### Tekstblok

De Kerk heeft zichzelf geheel aan deze ongelijke ruil te danken. Zij heeft ten opzichte van Hem die haar heeft gesticht niets van zichzelf, en kan dan ook niet zeggen: dat hebben wij geweldig gedaan! Haar zin bestaat erin dat zij werktuig van de verlossing is, dat zij zich door God van zijn Woord laat doordringen en de wereld binnenleidt in de eenheid van de liefde met God. De Kerk gaat volledig op in de aandacht van de Verlosser voor de mensen. Waar zij waarlijk zichzelf is, is zij altijd in beweging, moet zij zich voortdurend ten dienste stellen van de zending die zij van de Heer heeft ontvangen. En daarom moet zij zich altijd openstellen voor de zorgen van de wereld, waartoe zij immers zelf behoort, zich hieraan overleveren om de heilige ruil, die met de menswording is begonnen, voort te zetten en tegenwoordig te stellen.

 

De Kerk in de menselijke geschiedenis

In de historische ontwikkeling van de Kerk wordt echter ook de tegengestelde tendens zichtbaar van een Kerk die met zichzelf tevreden is, zich inricht in deze wereld, zelfgenoegzaam is en zich aanpast aan de maatstaven van de wereld. Zij hecht dikwijls meer gewicht aan organisatie en institutionalisering dan aan haar roeping tot openheid naar God toe, tot opening van de wereld naar de ander toe. Om aan haar eigenlijke opdracht te voldoen moet de Kerk zich er steeds weer voor inspannen zich los te maken van deze verwereldlijking en weer open te staan voor God. Zij volgt daarmee de woorden van Jezus: “Zij zijn niet van de wereld, zoals Ik niet van de wereld ben” (Joh. 17, 16). En juist zo geeft Hij zich aan de wereld. De geschiedenis komt de Kerk in zekere zin te hulp door de verschillende tijdperken van secularisatie, die tot haar loutering en innerlijke hervorming hebben bijgedragen.

 

De secularisaties — of het nu gaat om het onteigenen van kerkelijke goederen, of om het schrappen van privileges en dergelijke — betekenen immers iedere keer een ingrijpende ontwereldlijking van de Kerk, die zich daarbij als het ware van haar wereldse rijkdom ontdoet en weer geheel haar wereldse armoede omarmt. Daarmee deelt zij het lot van de stam Levi, die naar de mededeling van het Oude Testament als enige stam in Israël geen eigen land bezat, maar alleen God zelf, zijn Woord en zijn tekenen als erfdeel had ontvangen. Met Levi deelde de Kerk op die historische ogenblikken de noodzaak van een armoede die zich voor de wereld had geopend om zich van haar materiële banden te bevrijden, en zo werd ook haar missionair handelen weer geloofwaardig.

######

- Opdrachten -
(A) Welke stam bezat in de tekst over de Kerk en de secularisatie volgens het Oude Testament als enige in Israël geen eigen land?
(B) Schrijf de tekst over de Kerk en de secularisatie verder, te beginnen na de laatste zin.

### Uittreksel gegevensset

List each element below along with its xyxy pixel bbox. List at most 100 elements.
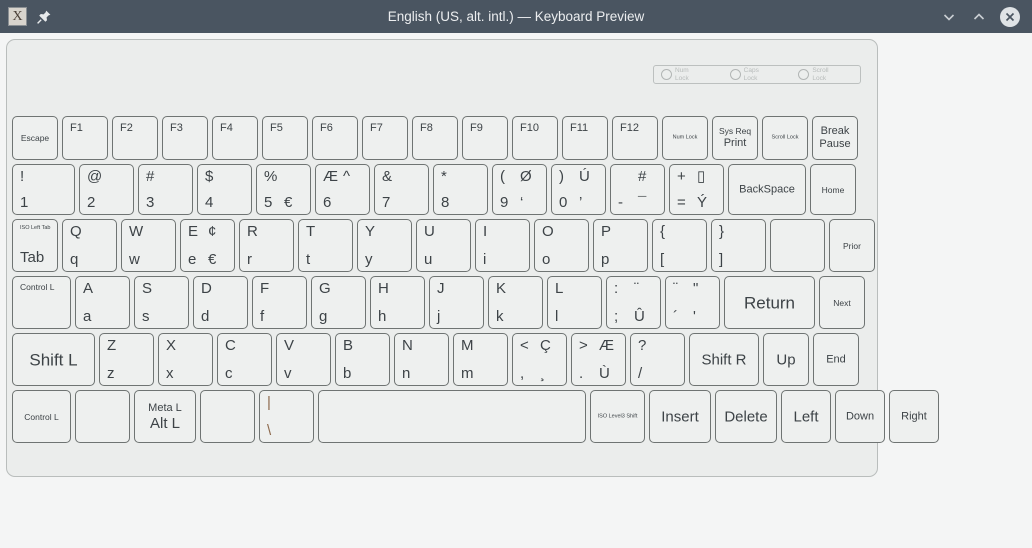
key-meta-alt-left[interactable]: Meta L Alt L xyxy=(134,390,196,443)
key-a[interactable]: Aa xyxy=(75,276,130,329)
key-return[interactable]: Return xyxy=(724,276,815,329)
key-u[interactable]: Uu xyxy=(416,219,471,272)
key-l[interactable]: Ll xyxy=(547,276,602,329)
key-4[interactable]: $4 xyxy=(197,164,252,215)
key-7[interactable]: & 7 xyxy=(374,164,429,215)
key-f7[interactable]: F7 xyxy=(362,116,408,160)
key-equal[interactable]: + ▯ = Ý xyxy=(669,164,724,215)
key-blank-modrow-2[interactable] xyxy=(200,390,255,443)
key-e[interactable]: E ¢ e € xyxy=(180,219,235,272)
key-f11[interactable]: F11 xyxy=(562,116,608,160)
key-blank-modrow-1[interactable] xyxy=(75,390,130,443)
key-control-left[interactable]: Control L xyxy=(12,276,71,329)
key-f8[interactable]: F8 xyxy=(412,116,458,160)
key-comma[interactable]: < Ç, ¸ xyxy=(512,333,567,386)
maximize-button[interactable] xyxy=(970,8,988,26)
key-prior-label: Prior xyxy=(843,240,861,251)
key-8[interactable]: * 8 xyxy=(433,164,488,215)
key-shift-right[interactable]: Shift R xyxy=(689,333,759,386)
key-f4[interactable]: F4 xyxy=(212,116,258,160)
key-insert[interactable]: Insert xyxy=(649,390,711,443)
key-up[interactable]: Up xyxy=(763,333,809,386)
key-apostrophe[interactable]: ¨ " ´ ' xyxy=(665,276,720,329)
key-9[interactable]: (Ø 9 ‘ xyxy=(492,164,547,215)
key-2[interactable]: @2 xyxy=(79,164,134,215)
key-tab[interactable]: ISO Left Tab Tab xyxy=(12,219,58,272)
key-delete[interactable]: Delete xyxy=(715,390,777,443)
key-j-glyph-br xyxy=(457,303,477,325)
key-f10[interactable]: F10 xyxy=(512,116,558,160)
key-home[interactable]: Home xyxy=(810,164,856,215)
key-0[interactable]: ) Ú 0 ’ xyxy=(551,164,606,215)
key-3[interactable]: #3 xyxy=(138,164,193,215)
key-sys-req-print[interactable]: Sys Req Print xyxy=(712,116,758,160)
key-escape[interactable]: Escape xyxy=(12,116,58,160)
key-p[interactable]: Pp xyxy=(593,219,648,272)
key-o[interactable]: Oo xyxy=(534,219,589,272)
key-bracketleft[interactable]: {[ xyxy=(652,219,707,272)
key-c[interactable]: Cc xyxy=(217,333,272,386)
key-blank-tabrow[interactable] xyxy=(770,219,825,272)
key-minus[interactable]: # - ¯ xyxy=(610,164,665,215)
key-j[interactable]: Jj xyxy=(429,276,484,329)
key-v[interactable]: Vv xyxy=(276,333,331,386)
minimize-button[interactable] xyxy=(940,8,958,26)
key-d[interactable]: Dd xyxy=(193,276,248,329)
key-next[interactable]: Next xyxy=(819,276,865,329)
key-f2[interactable]: F2 xyxy=(112,116,158,160)
key-f[interactable]: Ff xyxy=(252,276,307,329)
key-f5[interactable]: F5 xyxy=(262,116,308,160)
close-button[interactable] xyxy=(1000,6,1020,27)
key-control-left-bottom[interactable]: Control L xyxy=(12,390,71,443)
key-w[interactable]: Ww xyxy=(121,219,176,272)
key-control-left-label: Control L xyxy=(20,282,55,292)
key-i[interactable]: Ii xyxy=(475,219,530,272)
key-m[interactable]: Mm xyxy=(453,333,508,386)
key-prior[interactable]: Prior xyxy=(829,219,875,272)
key-left[interactable]: Left xyxy=(781,390,831,443)
key-k[interactable]: Kk xyxy=(488,276,543,329)
key-shift-left[interactable]: Shift L xyxy=(12,333,95,386)
key-backslash-glyph-br xyxy=(287,417,307,439)
key-n[interactable]: Nn xyxy=(394,333,449,386)
key-t[interactable]: Tt xyxy=(298,219,353,272)
key-f12[interactable]: F12 xyxy=(612,116,658,160)
key-f3[interactable]: F3 xyxy=(162,116,208,160)
key-4-glyph-tl: $ xyxy=(205,168,214,185)
key-5[interactable]: % 5 € xyxy=(256,164,311,215)
caps-lock-led-label: Caps Lock xyxy=(743,67,759,82)
key-semicolon[interactable]: : ¨; Û xyxy=(606,276,661,329)
key-f1[interactable]: F1 xyxy=(62,116,108,160)
key-6[interactable]: Æ ^ 6 xyxy=(315,164,370,215)
key-bracketright[interactable]: }] xyxy=(711,219,766,272)
key-slash[interactable]: ? / xyxy=(630,333,685,386)
key-f9[interactable]: F9 xyxy=(462,116,508,160)
key-z[interactable]: Zz xyxy=(99,333,154,386)
key-period[interactable]: > Æ. Ù xyxy=(571,333,626,386)
key-num-lock[interactable]: Num Lock xyxy=(662,116,708,160)
key-d-glyph-bl: d xyxy=(201,308,210,325)
key-f6[interactable]: F6 xyxy=(312,116,358,160)
key-down[interactable]: Down xyxy=(835,390,885,443)
pin-icon[interactable] xyxy=(36,9,52,25)
key-q[interactable]: Qq xyxy=(62,219,117,272)
key-space[interactable] xyxy=(318,390,586,443)
key-g[interactable]: Gg xyxy=(311,276,366,329)
key-h[interactable]: Hh xyxy=(370,276,425,329)
key-backspace[interactable]: BackSpace xyxy=(728,164,806,215)
key-right[interactable]: Right xyxy=(889,390,939,443)
key-1[interactable]: ! 1 xyxy=(12,164,75,215)
key-c-glyph-br xyxy=(245,360,265,382)
key-break-pause[interactable]: Break Pause xyxy=(812,116,858,160)
key-s-glyph-br xyxy=(162,303,182,325)
key-s[interactable]: Ss xyxy=(134,276,189,329)
key-y[interactable]: Yy xyxy=(357,219,412,272)
key-backslash[interactable]: | \ xyxy=(259,390,314,443)
key-end[interactable]: End xyxy=(813,333,859,386)
key-x[interactable]: Xx xyxy=(158,333,213,386)
key-r[interactable]: Rr xyxy=(239,219,294,272)
key-semicolon-glyph-tr: ¨ xyxy=(634,280,639,297)
key-scroll-lock[interactable]: Scroll Lock xyxy=(762,116,808,160)
key-iso-level3-shift[interactable]: ISO Level3 Shift xyxy=(590,390,645,443)
key-b[interactable]: Bb xyxy=(335,333,390,386)
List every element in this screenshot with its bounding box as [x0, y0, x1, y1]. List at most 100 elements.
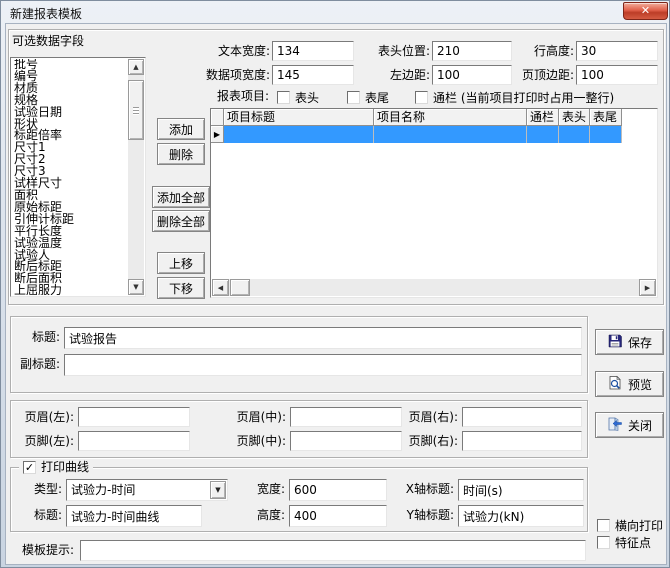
x-axis-title-label: X轴标题: — [384, 482, 454, 497]
grid-column-header: 项目标题 — [224, 109, 374, 126]
close-button[interactable]: 关闭 — [595, 412, 664, 438]
window-close-button[interactable]: ✕ — [623, 2, 668, 20]
curve-title-input[interactable] — [66, 505, 202, 527]
x-axis-title-input[interactable] — [458, 479, 584, 501]
move-up-button[interactable]: 上移 — [157, 252, 205, 274]
checkbox-box: ✓ — [23, 461, 36, 474]
template-hint-input[interactable] — [80, 540, 586, 561]
page-footer-left-input[interactable] — [78, 431, 190, 451]
grid-header-row: 项目标题 项目名称 通栏 表头 表尾 — [211, 109, 657, 126]
print-curve-label: 打印曲线 — [41, 460, 89, 474]
remove-all-button[interactable]: 删除全部 — [152, 210, 210, 232]
grid-cell[interactable] — [527, 126, 559, 143]
curve-height-input[interactable] — [289, 505, 387, 527]
checkbox-label: 通栏 (当前项目打印时占用一整行) — [433, 89, 614, 106]
row-indicator-icon: ▶ — [211, 126, 224, 143]
remove-button[interactable]: 删除 — [157, 143, 205, 165]
page-header-right-input[interactable] — [462, 407, 582, 427]
scrollbar-thumb[interactable] — [128, 80, 144, 140]
preview-label: 预览 — [628, 376, 652, 393]
y-axis-title-label: Y轴标题: — [384, 508, 454, 523]
checkbox-landscape-print[interactable]: 横向打印 — [597, 517, 663, 534]
grid-selected-row[interactable]: ▶ — [211, 126, 657, 143]
grid-cell[interactable] — [224, 126, 374, 143]
grid-cell[interactable] — [559, 126, 590, 143]
add-all-button[interactable]: 添加全部 — [152, 186, 210, 208]
page-footer-right-label: 页脚(右): — [396, 434, 458, 449]
grid-cell[interactable] — [374, 126, 527, 143]
curve-title-label: 标题: — [14, 508, 62, 523]
dropdown-arrow-icon[interactable]: ▼ — [210, 481, 226, 499]
title-bar: 新建报表模板 ✕ — [1, 1, 669, 23]
close-icon: ✕ — [641, 4, 650, 17]
checkbox-box — [597, 536, 610, 549]
top-margin-input[interactable] — [576, 65, 658, 85]
field-list: 批号 编号 材质 规格 试验日期 形状 标距倍率 尺寸1 尺寸2 尺寸3 试样尺… — [12, 59, 128, 295]
scroll-right-icon[interactable]: ▶ — [639, 279, 656, 296]
exit-door-icon — [607, 416, 623, 435]
checkbox-full-row[interactable]: 通栏 (当前项目打印时占用一整行) — [415, 89, 614, 106]
move-down-button[interactable]: 下移 — [157, 277, 205, 299]
checkbox-label: 横向打印 — [615, 517, 663, 534]
grid-column-header: 表尾 — [590, 109, 622, 126]
checkbox-box — [347, 91, 360, 104]
checkbox-feature-points[interactable]: 特征点 — [597, 534, 651, 551]
header-pos-input[interactable] — [432, 41, 512, 61]
data-item-width-label: 数据项宽度: — [178, 68, 270, 83]
checkbox-label: 表头 — [295, 89, 319, 106]
checkbox-label: 特征点 — [615, 534, 651, 551]
preview-button[interactable]: 预览 — [595, 371, 664, 397]
dialog-client-area: 可选数据字段 批号 编号 材质 规格 试验日期 形状 标距倍率 尺寸1 尺寸2 … — [5, 23, 667, 565]
scroll-left-icon[interactable]: ◀ — [212, 279, 229, 296]
add-button[interactable]: 添加 — [157, 118, 205, 140]
data-item-width-input[interactable] — [272, 65, 354, 85]
y-axis-title-input[interactable] — [458, 505, 584, 527]
checkbox-print-curve[interactable]: ✓ 打印曲线 — [19, 460, 93, 474]
save-button[interactable]: 保存 — [595, 329, 664, 355]
scroll-down-icon[interactable]: ▼ — [128, 279, 144, 295]
report-subtitle-input[interactable] — [64, 354, 582, 376]
report-title-label: 标题: — [8, 330, 60, 345]
checkbox-box — [277, 91, 290, 104]
curve-height-label: 高度: — [229, 508, 285, 523]
text-width-input[interactable] — [272, 41, 354, 61]
row-height-input[interactable] — [576, 41, 658, 61]
report-title-input[interactable] — [64, 327, 582, 349]
checkbox-table-header[interactable]: 表头 — [277, 89, 319, 106]
checkbox-table-footer[interactable]: 表尾 — [347, 89, 389, 106]
grid-indicator-header — [211, 109, 224, 126]
curve-type-label: 类型: — [14, 482, 62, 497]
curve-width-input[interactable] — [289, 479, 387, 501]
available-fields-listbox[interactable]: 批号 编号 材质 规格 试验日期 形状 标距倍率 尺寸1 尺寸2 尺寸3 试样尺… — [10, 57, 146, 297]
listbox-scrollbar[interactable]: ▲ ▼ — [128, 59, 144, 295]
grid-column-header: 项目名称 — [374, 109, 527, 126]
grid-column-header: 表头 — [559, 109, 590, 126]
page-footer-left-label: 页脚(左): — [12, 434, 74, 449]
row-height-label: 行高度: — [506, 44, 574, 59]
curve-type-value: 试验力-时间 — [71, 482, 135, 498]
page-footer-center-input[interactable] — [290, 431, 402, 451]
page-header-right-label: 页眉(右): — [396, 410, 458, 425]
curve-type-select[interactable]: 试验力-时间 ▼ — [66, 479, 228, 501]
grid-cell[interactable] — [590, 126, 622, 143]
page-footer-right-input[interactable] — [462, 431, 582, 451]
page-header-left-input[interactable] — [78, 407, 190, 427]
page-footer-center-label: 页脚(中): — [224, 434, 286, 449]
page-header-left-label: 页眉(左): — [12, 410, 74, 425]
close-label: 关闭 — [628, 417, 652, 434]
report-items-label: 报表项目: — [205, 89, 269, 104]
list-item[interactable]: 上屈服力 — [12, 285, 128, 295]
left-margin-label: 左边距: — [358, 68, 430, 83]
checkbox-label: 表尾 — [365, 89, 389, 106]
window-title: 新建报表模板 — [10, 5, 82, 22]
checkbox-box — [597, 519, 610, 532]
report-subtitle-label: 副标题: — [8, 357, 60, 372]
report-items-grid: 项目标题 项目名称 通栏 表头 表尾 ▶ ◀ ▶ — [210, 108, 658, 298]
checkbox-box — [415, 91, 428, 104]
dialog-window: 新建报表模板 ✕ 可选数据字段 批号 编号 材质 规格 试验日期 形状 标距倍率… — [0, 0, 670, 568]
scrollbar-thumb[interactable] — [230, 279, 250, 296]
grid-horizontal-scrollbar[interactable]: ◀ ▶ — [212, 279, 656, 296]
save-icon — [607, 333, 623, 352]
scroll-up-icon[interactable]: ▲ — [128, 59, 144, 75]
page-header-center-input[interactable] — [290, 407, 402, 427]
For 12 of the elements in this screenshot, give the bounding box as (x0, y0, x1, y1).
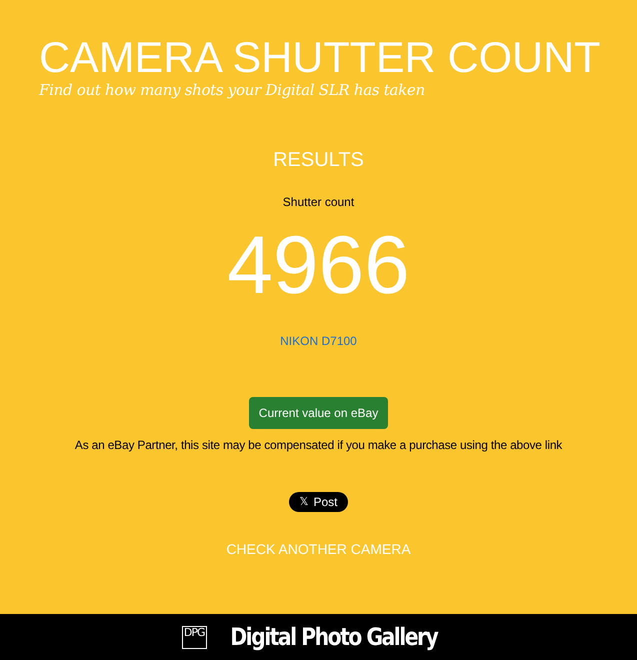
count-label: Shutter count (282, 194, 354, 211)
shutter-count: 4966 (227, 225, 410, 307)
results-heading: RESULTS (273, 148, 364, 173)
ebay-value-button[interactable]: Current value on eBay (248, 397, 388, 429)
logo-text[interactable]: Digital Photo Gallery (230, 619, 437, 655)
camera-model-link[interactable]: NIKON D7100 (280, 332, 357, 350)
post-button[interactable]: 𝕏 Post (289, 492, 348, 512)
affiliate-disclaimer: As an eBay Partner, this site may be compensated if you make a purchase using the above link (74, 437, 562, 454)
x-logo-icon: 𝕏 (299, 494, 308, 510)
tagline: Find out how many shots your Digital SLR has taken (39, 82, 426, 98)
site-title: CAMERA SHUTTER COUNT (39, 34, 602, 82)
logo-mark: DPG (182, 626, 207, 648)
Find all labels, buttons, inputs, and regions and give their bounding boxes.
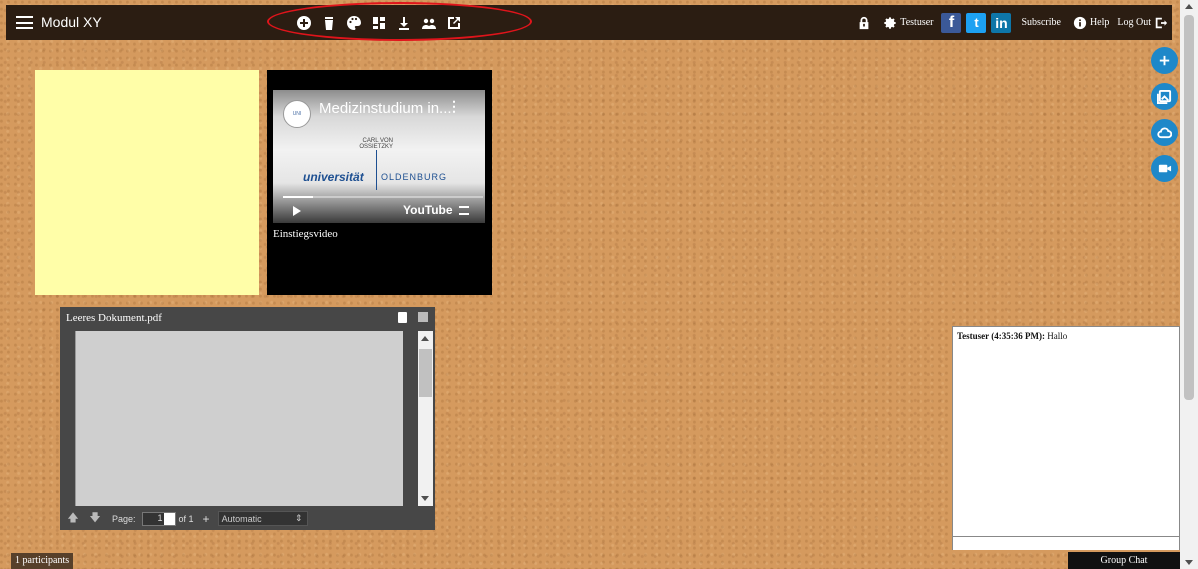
pdf-filename: Leeres Dokument.pdf — [66, 312, 162, 324]
plus-icon — [1159, 55, 1170, 66]
participants-badge: 1 participants — [11, 553, 74, 569]
chat-input[interactable] — [953, 536, 1179, 550]
linkedin-icon[interactable]: in — [991, 12, 1012, 33]
zoom-value: Automatic — [221, 513, 262, 524]
video-camera-icon — [1158, 164, 1172, 173]
page-number-value: 1 — [157, 512, 163, 523]
user-bar: Testuser f t in Subscribe Help Log Out — [857, 5, 1172, 40]
info-icon — [1073, 16, 1087, 29]
username: Testuser — [900, 17, 934, 28]
cloud-upload-button[interactable] — [1151, 119, 1178, 146]
scrollbar-thumb[interactable] — [1184, 15, 1194, 400]
user-settings[interactable]: Testuser — [883, 16, 933, 30]
channel-logo[interactable]: UNI — [283, 100, 311, 128]
palette-icon[interactable] — [341, 10, 366, 35]
fullscreen-icon[interactable] — [459, 206, 469, 215]
add-image-button[interactable] — [1151, 83, 1178, 110]
layout-icon[interactable] — [366, 10, 391, 35]
page-scrollbar[interactable] — [1180, 0, 1198, 569]
pdf-scroll-down-icon[interactable] — [421, 496, 429, 501]
more-vertical-icon[interactable]: ⋮ — [447, 98, 461, 115]
hamburger-menu-icon[interactable] — [16, 16, 33, 29]
scroll-down-icon[interactable] — [1185, 560, 1193, 565]
video-title[interactable]: Medizinstudium in... — [319, 100, 452, 117]
page-number-input[interactable]: 1 — [141, 511, 176, 526]
zoom-select[interactable]: Automatic ⇕ — [217, 511, 308, 526]
video-progress[interactable] — [283, 196, 483, 198]
lock-icon[interactable] — [857, 16, 871, 30]
pdf-page[interactable] — [75, 331, 403, 506]
image-gallery-icon — [1157, 89, 1172, 104]
gear-icon — [884, 16, 896, 29]
logout-label: Log Out — [1117, 17, 1151, 28]
app-title: Modul XY — [41, 14, 102, 30]
logout-link[interactable]: Log Out — [1117, 16, 1168, 30]
add-video-button[interactable] — [1151, 155, 1178, 182]
logout-icon — [1155, 17, 1168, 28]
scroll-up-icon[interactable] — [1185, 4, 1193, 9]
help-label: Help — [1089, 17, 1110, 28]
previous-page-icon[interactable]: 🡅 — [67, 512, 78, 524]
add-icon[interactable] — [291, 10, 316, 35]
zoom-in-icon[interactable]: + — [203, 512, 210, 526]
video-card[interactable]: UNI Medizinstudium in... ⋮ CARL VON OSSI… — [267, 70, 492, 295]
chat-message: Testuser (4:35:36 PM): Hallo — [957, 331, 1067, 341]
cloud-icon — [1157, 127, 1172, 139]
external-link-icon[interactable] — [441, 10, 466, 35]
pdf-toolbar: 🡅 🡇 Page: 1 of 1 + Automatic ⇕ — [60, 507, 435, 530]
university-name: universität — [303, 170, 364, 184]
university-subtitle: CARL VON OSSIETZKY — [359, 138, 393, 150]
board-toolbar — [291, 10, 466, 35]
select-arrow-icon: ⇕ — [295, 513, 303, 523]
chat-panel: Testuser (4:35:36 PM): Hallo — [952, 326, 1180, 550]
page-label: Page: — [112, 513, 136, 524]
subscribe-link[interactable]: Subscribe — [1021, 17, 1060, 28]
chat-text: Hallo — [1047, 331, 1068, 341]
download-icon[interactable] — [391, 10, 416, 35]
users-icon[interactable] — [416, 10, 441, 35]
page-spinner-icon[interactable] — [163, 512, 175, 525]
facebook-icon[interactable]: f — [941, 12, 962, 33]
add-widget-button[interactable] — [1151, 47, 1178, 74]
pdf-viewer[interactable]: Leeres Dokument.pdf 🡅 🡇 Page: 1 of 1 + A… — [60, 307, 435, 530]
trash-icon[interactable] — [316, 10, 341, 35]
pdf-trash-icon[interactable] — [398, 312, 407, 323]
youtube-logo[interactable]: YouTube — [403, 203, 453, 217]
top-bar: Modul XY Testuser f t in Subscribe Help … — [6, 5, 1172, 40]
logo-divider — [376, 150, 377, 190]
twitter-icon[interactable]: t — [966, 12, 987, 33]
video-caption: Einstiegsvideo — [273, 228, 338, 240]
pdf-scrollbar-thumb[interactable] — [419, 349, 432, 397]
help-link[interactable]: Help — [1073, 16, 1109, 30]
page-count: of 1 — [178, 513, 194, 524]
chat-sender: Testuser (4:35:36 PM): — [957, 331, 1045, 341]
sticky-note[interactable] — [35, 70, 259, 295]
pdf-scroll-up-icon[interactable] — [421, 336, 429, 341]
pdf-save-icon[interactable] — [418, 312, 428, 322]
pdf-scrollbar[interactable] — [418, 331, 433, 506]
video-player[interactable]: UNI Medizinstudium in... ⋮ CARL VON OSSI… — [273, 90, 485, 223]
play-icon[interactable] — [293, 206, 301, 216]
group-chat-button[interactable]: Group Chat — [1068, 552, 1180, 569]
university-place: OLDENBURG — [381, 172, 448, 182]
next-page-icon[interactable]: 🡇 — [89, 512, 100, 524]
pdf-header: Leeres Dokument.pdf — [60, 307, 435, 329]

######

- Resultaten per opdracht -
(A) De stam Levi.

(B)
 

De historische voorbeelden laten het zien: het missionaire getuigenis van een Kerk die zich van de wereld heeft losgemaakt, komt duidelijker aan het licht. De van materiële en politieke lasten bevrijde Kerk kan zich beter en op waarlijk christelijke wijze richten op de hele wereld, werkelijk voor de hele wereld openstaan. Zij kan haar roeping tot de dienst van de aanbidding van God en de dienst aan de naaste onbevangener beleven. De missionaire plicht, die met de aanbidding verbonden is en de structuur van de Kerk zou moeten bepalen, wordt dan duidelijker zichtbaar. Zij opent zich voor de wereld niet om de mensen te winnen voor een instituut met een eigen aanspraak op macht, maar om de mensen tot zichzelf te brengen, doordat zij hen brengt tot Hem van wie ieder mens met Augustinus kan zeggen: Hij is innerlijker dan mijn diepste innerlijk (cf. Belijdenissen 3, 6, 11). Hij die oneindig ver boven mij staat, is toch zo in mij dat Hij mijn ware innerlijk is. Door deze manier van openheid van de Kerk naar de wereld wordt tevens aangegeven hoe de openheid van de individuele christen naar de wereld effectief en adequaat kan worden.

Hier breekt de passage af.